GOAL OF THE EXERCISE: All of the records below must be output exactly, with no pictures carried over.

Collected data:
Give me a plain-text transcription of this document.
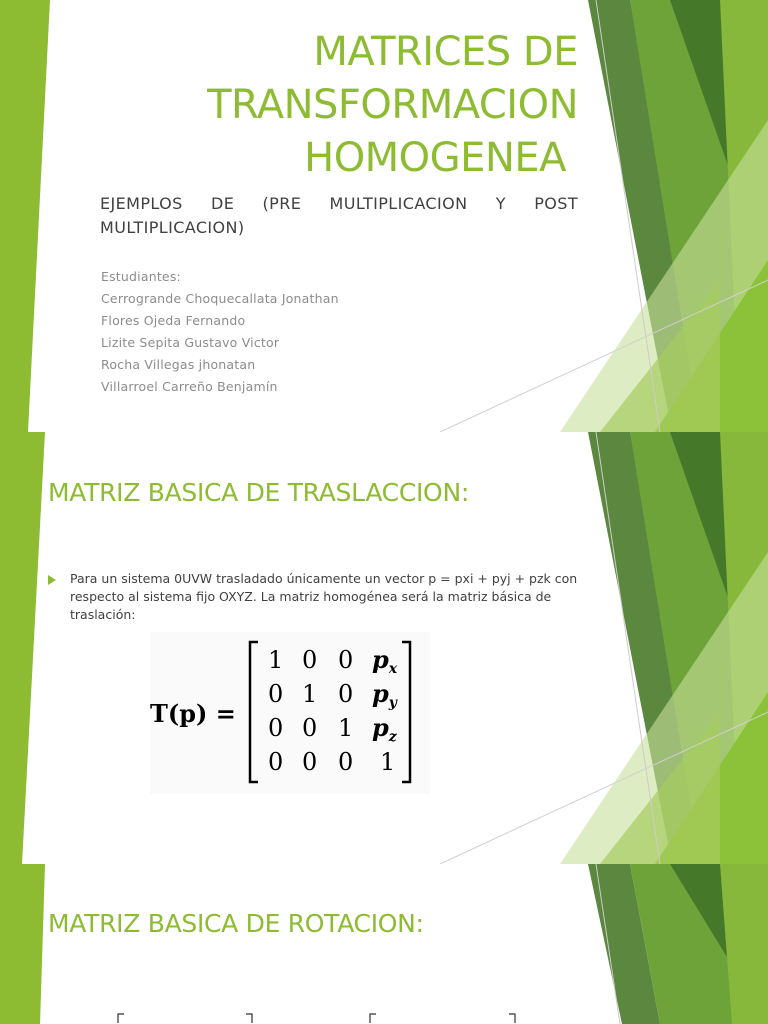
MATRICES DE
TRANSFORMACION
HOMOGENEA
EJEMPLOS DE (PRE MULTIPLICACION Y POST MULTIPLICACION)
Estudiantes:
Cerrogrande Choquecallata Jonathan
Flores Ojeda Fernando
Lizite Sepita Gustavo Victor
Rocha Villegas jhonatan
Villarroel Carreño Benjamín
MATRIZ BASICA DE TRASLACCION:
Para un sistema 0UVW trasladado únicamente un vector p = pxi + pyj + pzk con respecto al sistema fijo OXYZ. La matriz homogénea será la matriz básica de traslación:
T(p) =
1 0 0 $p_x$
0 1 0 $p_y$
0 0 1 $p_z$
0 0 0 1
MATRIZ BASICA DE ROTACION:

SOLUTION FOR THIS EXERCISE:
Give me a plain-text transcription of this document.
MATRICES DE
TRANSFORMACION
HOMOGENEA
EJEMPLOS DE (PRE MULTIPLICACION Y POST MULTIPLICACION)
Estudiantes:
Cerrogrande Choquecallata Jonathan
Flores Ojeda Fernando
Lizite Sepita Gustavo Victor
Rocha Villegas jhonatan
Villarroel Carreño Benjamín
MATRIZ BASICA DE TRASLACCION:
Para un sistema 0UVW trasladado únicamente un vector p = pxi + pyj + pzk con respecto al sistema fijo OXYZ. La matriz homogénea será la matriz básica de traslación:
T(p) =
1 0 0 $p_x$
0 1 0 $p_y$
0 0 1 $p_z$
0 0 0 1
MATRIZ BASICA DE ROTACION:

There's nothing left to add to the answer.